-- Task statement --
The records underneath are to be repeated exactly, with the pictures left out.
>> START Task input
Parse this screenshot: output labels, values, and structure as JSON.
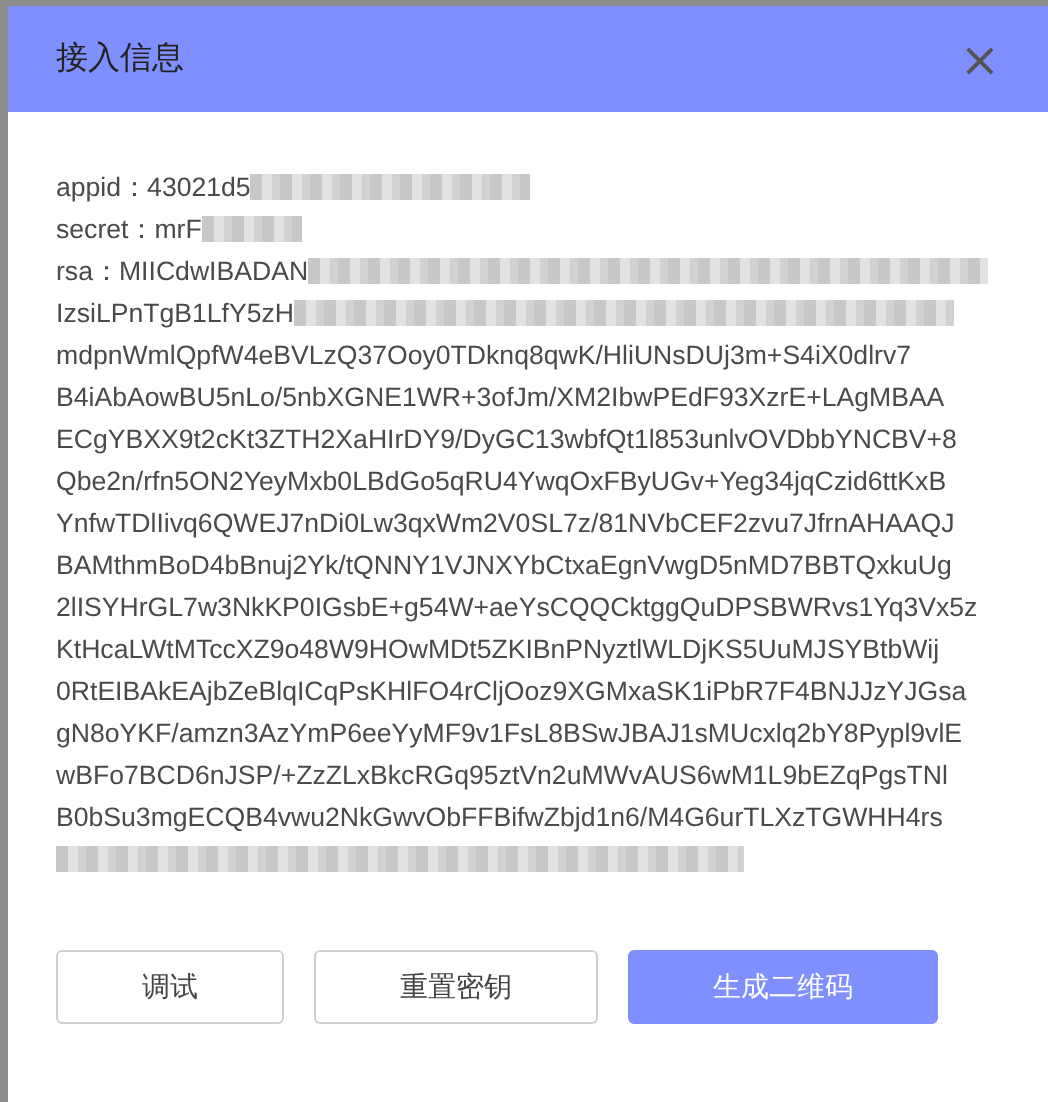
{
  "dialog": {
    "title": "接入信息",
    "close": "×",
    "fields": [
      {
        "label": "appid：",
        "value": "43021d5",
        "redacted": true
      },
      {
        "label": "secret：",
        "value": "mrF",
        "redacted": true
      }
    ],
    "rsa": {
      "label": "rsa：",
      "lines": [
        {
          "text": "MIICdwIBADAN",
          "redacted": true
        },
        {
          "text": "IzsiLPnTgB1LfY5zH",
          "redacted": true
        },
        {
          "text": "mdpnWmlQpfW4eBVLzQ37Ooy0TDknq8qwK/HliUNsDUj3m+S4iX0dlrv7",
          "redacted": false
        },
        {
          "text": "B4iAbAowBU5nLo/5nbXGNE1WR+3ofJm/XM2IbwPEdF93XzrE+LAgMBAA",
          "redacted": false
        },
        {
          "text": "ECgYBXX9t2cKt3ZTH2XaHIrDY9/DyGC13wbfQt1l853unlvOVDbbYNCBV+8",
          "redacted": false
        },
        {
          "text": "Qbe2n/rfn5ON2YeyMxb0LBdGo5qRU4YwqOxFByUGv+Yeg34jqCzid6ttKxB",
          "redacted": false
        },
        {
          "text": "YnfwTDlIivq6QWEJ7nDi0Lw3qxWm2V0SL7z/81NVbCEF2zvu7JfrnAHAAQJ",
          "redacted": false
        },
        {
          "text": "BAMthmBoD4bBnuj2Yk/tQNNY1VJNXYbCtxaEgnVwgD5nMD7BBTQxkuUg",
          "redacted": false
        },
        {
          "text": "2lISYHrGL7w3NkKP0IGsbE+g54W+aeYsCQQCktggQuDPSBWRvs1Yq3Vx5z",
          "redacted": false
        },
        {
          "text": "KtHcaLWtMTccXZ9o48W9HOwMDt5ZKIBnPNyztlWLDjKS5UuMJSYBtbWij",
          "redacted": false
        },
        {
          "text": "0RtEIBAkEAjbZeBlqICqPsKHlFO4rCljOoz9XGMxaSK1iPbR7F4BNJJzYJGsa",
          "redacted": false
        },
        {
          "text": "gN8oYKF/amzn3AzYmP6eeYyMF9v1FsL8BSwJBAJ1sMUcxlq2bY8Pypl9vlE",
          "redacted": false
        },
        {
          "text": "wBFo7BCD6nJSP/+ZzZLxBkcRGq95ztVn2uMWvAUS6wM1L9bEZqPgsTNl",
          "redacted": false
        },
        {
          "text": "B0bSu3mgECQB4vwu2NkGwvObFFBifwZbjd1n6/M4G6urTLXzTGWHH4rs",
          "redacted": false
        },
        {
          "redacted": true
        }
      ]
    },
    "buttons": [
      {
        "label": "调试",
        "kind": "default"
      },
      {
        "label": "重置密钥",
        "kind": "default"
      },
      {
        "label": "生成二维码",
        "kind": "primary"
      }
    ]
  }
}
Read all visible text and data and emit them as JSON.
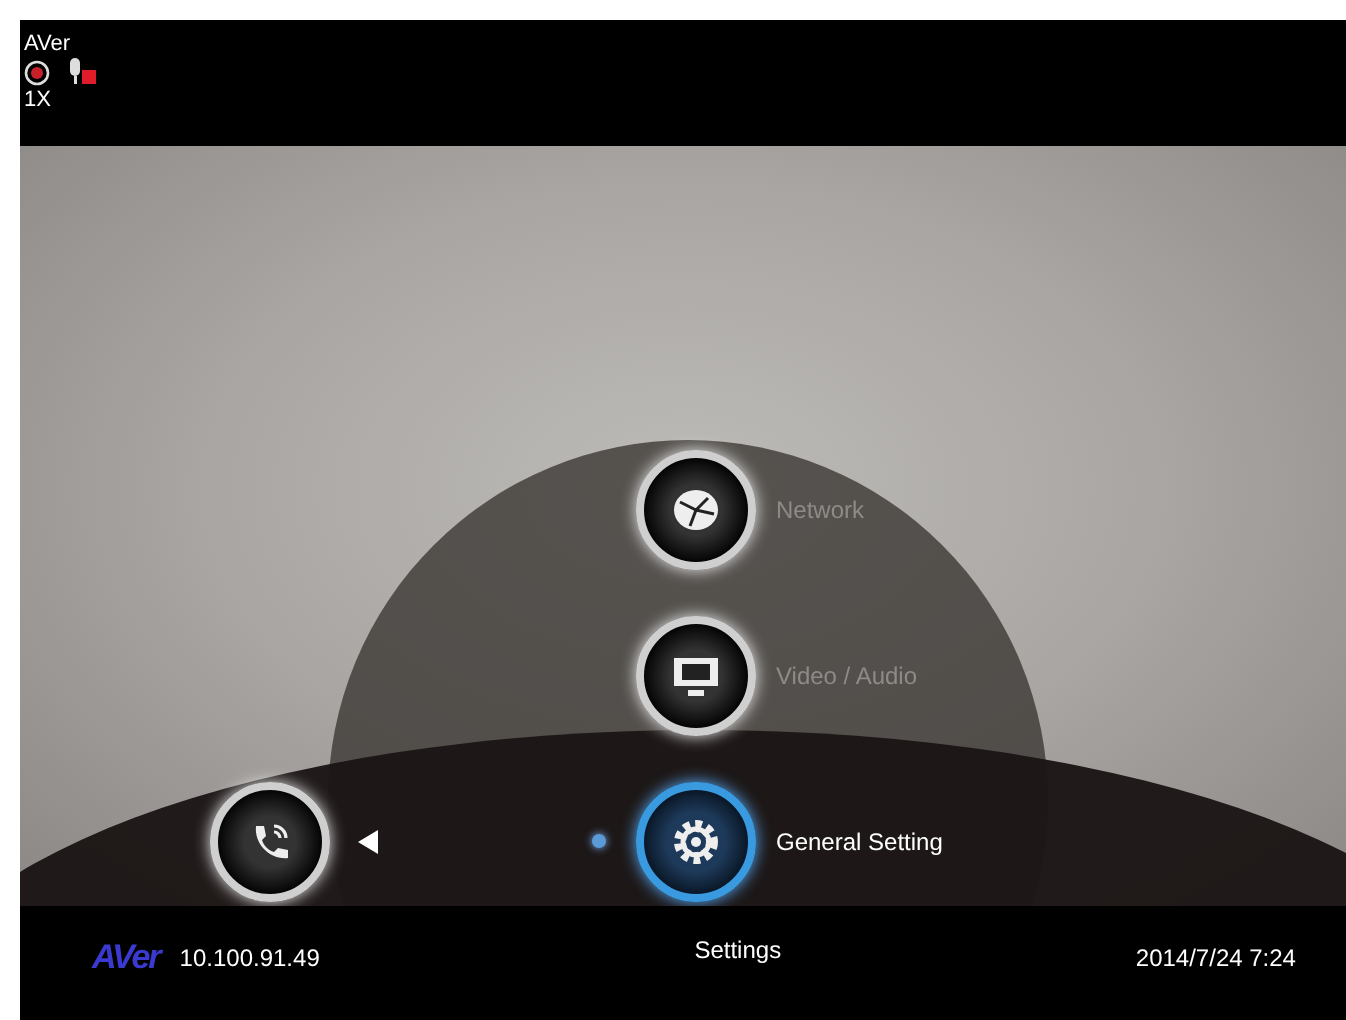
{
  "top_bar": {
    "title": "AVer",
    "zoom": "1X",
    "mic_muted": true
  },
  "menu": {
    "items": [
      {
        "label": "Network",
        "kind": "network",
        "selected": false
      },
      {
        "label": "Video / Audio",
        "kind": "video",
        "selected": false
      },
      {
        "label": "General Setting",
        "kind": "gear",
        "selected": true
      }
    ]
  },
  "side_menu": {
    "kind": "call",
    "selected": false
  },
  "status_bar": {
    "logo": "AVer",
    "ip": "10.100.91.49",
    "page": "Settings",
    "datetime": "2014/7/24 7:24"
  }
}
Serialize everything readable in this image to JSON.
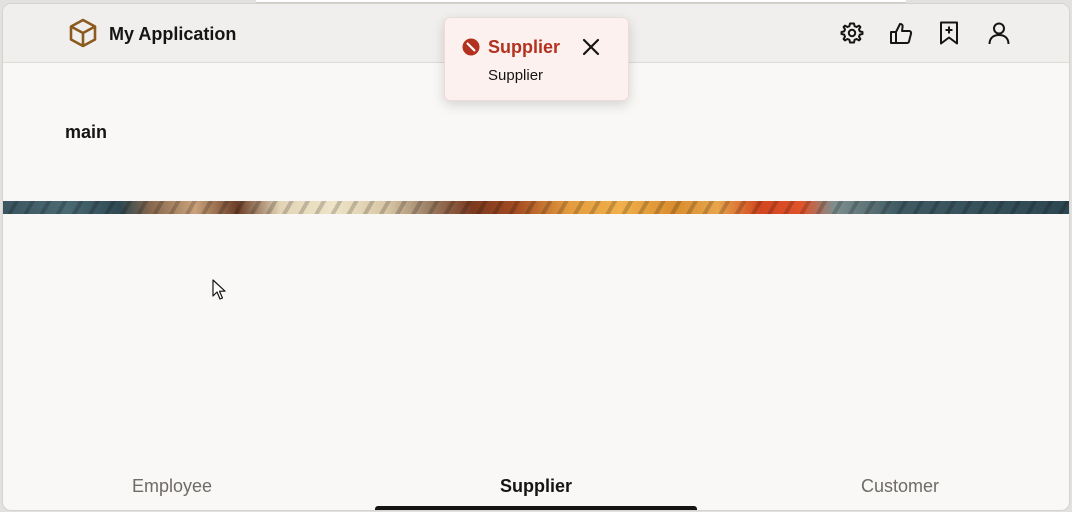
{
  "header": {
    "app_title": "My Application",
    "logo_icon": "cube-icon",
    "actions": [
      {
        "icon": "gear-icon"
      },
      {
        "icon": "thumbs-up-icon"
      },
      {
        "icon": "bookmark-add-icon"
      },
      {
        "icon": "user-icon"
      }
    ]
  },
  "main": {
    "heading": "main"
  },
  "tabs": [
    {
      "label": "Employee",
      "selected": false
    },
    {
      "label": "Supplier",
      "selected": true
    },
    {
      "label": "Customer",
      "selected": false
    }
  ],
  "toast": {
    "title": "Supplier",
    "message": "Supplier",
    "severity": "error",
    "icon": "error-icon",
    "close_icon": "close-icon"
  },
  "colors": {
    "accent": "#b3321f",
    "logo": "#8a5a1e",
    "text": "#161513",
    "muted": "#6f6b66"
  }
}
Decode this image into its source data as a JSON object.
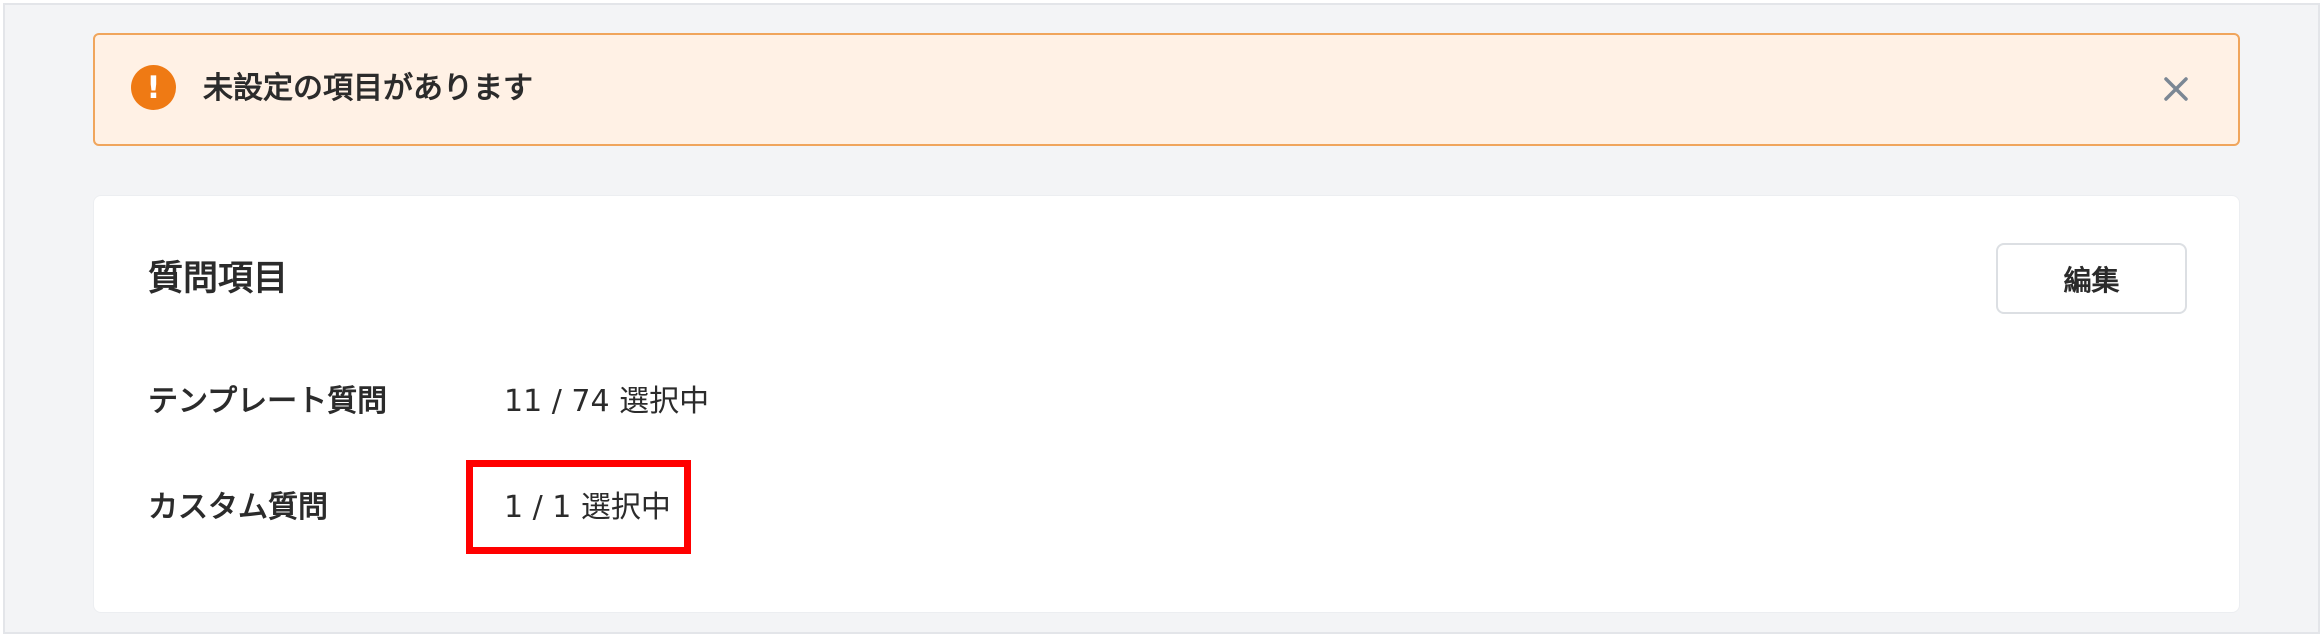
{
  "alert": {
    "icon": "exclamation-icon",
    "message": "未設定の項目があります",
    "close_icon": "close-icon",
    "colors": {
      "background": "#fff1e5",
      "border": "#f0a55c",
      "icon": "#ef7a14"
    }
  },
  "card": {
    "title": "質問項目",
    "edit_label": "編集",
    "rows": [
      {
        "label": "テンプレート質問",
        "value": "11 / 74 選択中"
      },
      {
        "label": "カスタム質問",
        "value": "1 / 1 選択中"
      }
    ]
  },
  "annotation": {
    "highlight_color": "#ff0000"
  }
}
>> END Task input
-- Output below --
Parse this screenshot: output labels, values, and structure as JSON.
{
  "dialog": {
    "title": "接入信息",
    "close": "×",
    "fields": [
      {
        "label": "appid：",
        "value": "43021d5",
        "redacted": true
      },
      {
        "label": "secret：",
        "value": "mrF",
        "redacted": true
      }
    ],
    "rsa": {
      "label": "rsa：",
      "lines": [
        {
          "text": "MIICdwIBADAN",
          "redacted": true
        },
        {
          "text": "IzsiLPnTgB1LfY5zH",
          "redacted": true
        },
        {
          "text": "mdpnWmlQpfW4eBVLzQ37Ooy0TDknq8qwK/HliUNsDUj3m+S4iX0dlrv7",
          "redacted": false
        },
        {
          "text": "B4iAbAowBU5nLo/5nbXGNE1WR+3ofJm/XM2IbwPEdF93XzrE+LAgMBAA",
          "redacted": false
        },
        {
          "text": "ECgYBXX9t2cKt3ZTH2XaHIrDY9/DyGC13wbfQt1l853unlvOVDbbYNCBV+8",
          "redacted": false
        },
        {
          "text": "Qbe2n/rfn5ON2YeyMxb0LBdGo5qRU4YwqOxFByUGv+Yeg34jqCzid6ttKxB",
          "redacted": false
        },
        {
          "text": "YnfwTDlIivq6QWEJ7nDi0Lw3qxWm2V0SL7z/81NVbCEF2zvu7JfrnAHAAQJ",
          "redacted": false
        },
        {
          "text": "BAMthmBoD4bBnuj2Yk/tQNNY1VJNXYbCtxaEgnVwgD5nMD7BBTQxkuUg",
          "redacted": false
        },
        {
          "text": "2lISYHrGL7w3NkKP0IGsbE+g54W+aeYsCQQCktggQuDPSBWRvs1Yq3Vx5z",
          "redacted": false
        },
        {
          "text": "KtHcaLWtMTccXZ9o48W9HOwMDt5ZKIBnPNyztlWLDjKS5UuMJSYBtbWij",
          "redacted": false
        },
        {
          "text": "0RtEIBAkEAjbZeBlqICqPsKHlFO4rCljOoz9XGMxaSK1iPbR7F4BNJJzYJGsa",
          "redacted": false
        },
        {
          "text": "gN8oYKF/amzn3AzYmP6eeYyMF9v1FsL8BSwJBAJ1sMUcxlq2bY8Pypl9vlE",
          "redacted": false
        },
        {
          "text": "wBFo7BCD6nJSP/+ZzZLxBkcRGq95ztVn2uMWvAUS6wM1L9bEZqPgsTNl",
          "redacted": false
        },
        {
          "text": "B0bSu3mgECQB4vwu2NkGwvObFFBifwZbjd1n6/M4G6urTLXzTGWHH4rs",
          "redacted": false
        },
        {
          "redacted": true
        }
      ]
    },
    "buttons": [
      {
        "label": "调试",
        "kind": "default"
      },
      {
        "label": "重置密钥",
        "kind": "default"
      },
      {
        "label": "生成二维码",
        "kind": "primary"
      }
    ]
  }
}
Read all visible text and data and emit them as JSON.
{
  "top_bar": {
    "title": "AVer",
    "zoom": "1X",
    "mic_muted": true
  },
  "menu": {
    "items": [
      {
        "label": "Network",
        "kind": "network",
        "selected": false
      },
      {
        "label": "Video / Audio",
        "kind": "video",
        "selected": false
      },
      {
        "label": "General Setting",
        "kind": "gear",
        "selected": true
      }
    ]
  },
  "side_menu": {
    "kind": "call",
    "selected": false
  },
  "status_bar": {
    "logo": "AVer",
    "ip": "10.100.91.49",
    "page": "Settings",
    "datetime": "2014/7/24 7:24"
  }
}
Serialize everything readable in this image to JSON.
{
  "header": {
    "app_title": "My Application",
    "logo_icon": "cube-icon",
    "actions": [
      {
        "icon": "gear-icon"
      },
      {
        "icon": "thumbs-up-icon"
      },
      {
        "icon": "bookmark-add-icon"
      },
      {
        "icon": "user-icon"
      }
    ]
  },
  "main": {
    "heading": "main"
  },
  "tabs": [
    {
      "label": "Employee",
      "selected": false
    },
    {
      "label": "Supplier",
      "selected": true
    },
    {
      "label": "Customer",
      "selected": false
    }
  ],
  "toast": {
    "title": "Supplier",
    "message": "Supplier",
    "severity": "error",
    "icon": "error-icon",
    "close_icon": "close-icon"
  },
  "colors": {
    "accent": "#b3321f",
    "logo": "#8a5a1e",
    "text": "#161513",
    "muted": "#6f6b66"
  }
}
Decode this image into its source data as a JSON object.
{
  "alert": {
    "icon": "exclamation-icon",
    "message": "未設定の項目があります",
    "close_icon": "close-icon",
    "colors": {
      "background": "#fff1e5",
      "border": "#f0a55c",
      "icon": "#ef7a14"
    }
  },
  "card": {
    "title": "質問項目",
    "edit_label": "編集",
    "rows": [
      {
        "label": "テンプレート質問",
        "value": "11 / 74 選択中"
      },
      {
        "label": "カスタム質問",
        "value": "1 / 1 選択中"
      }
    ]
  },
  "annotation": {
    "highlight_color": "#ff0000"
  }
}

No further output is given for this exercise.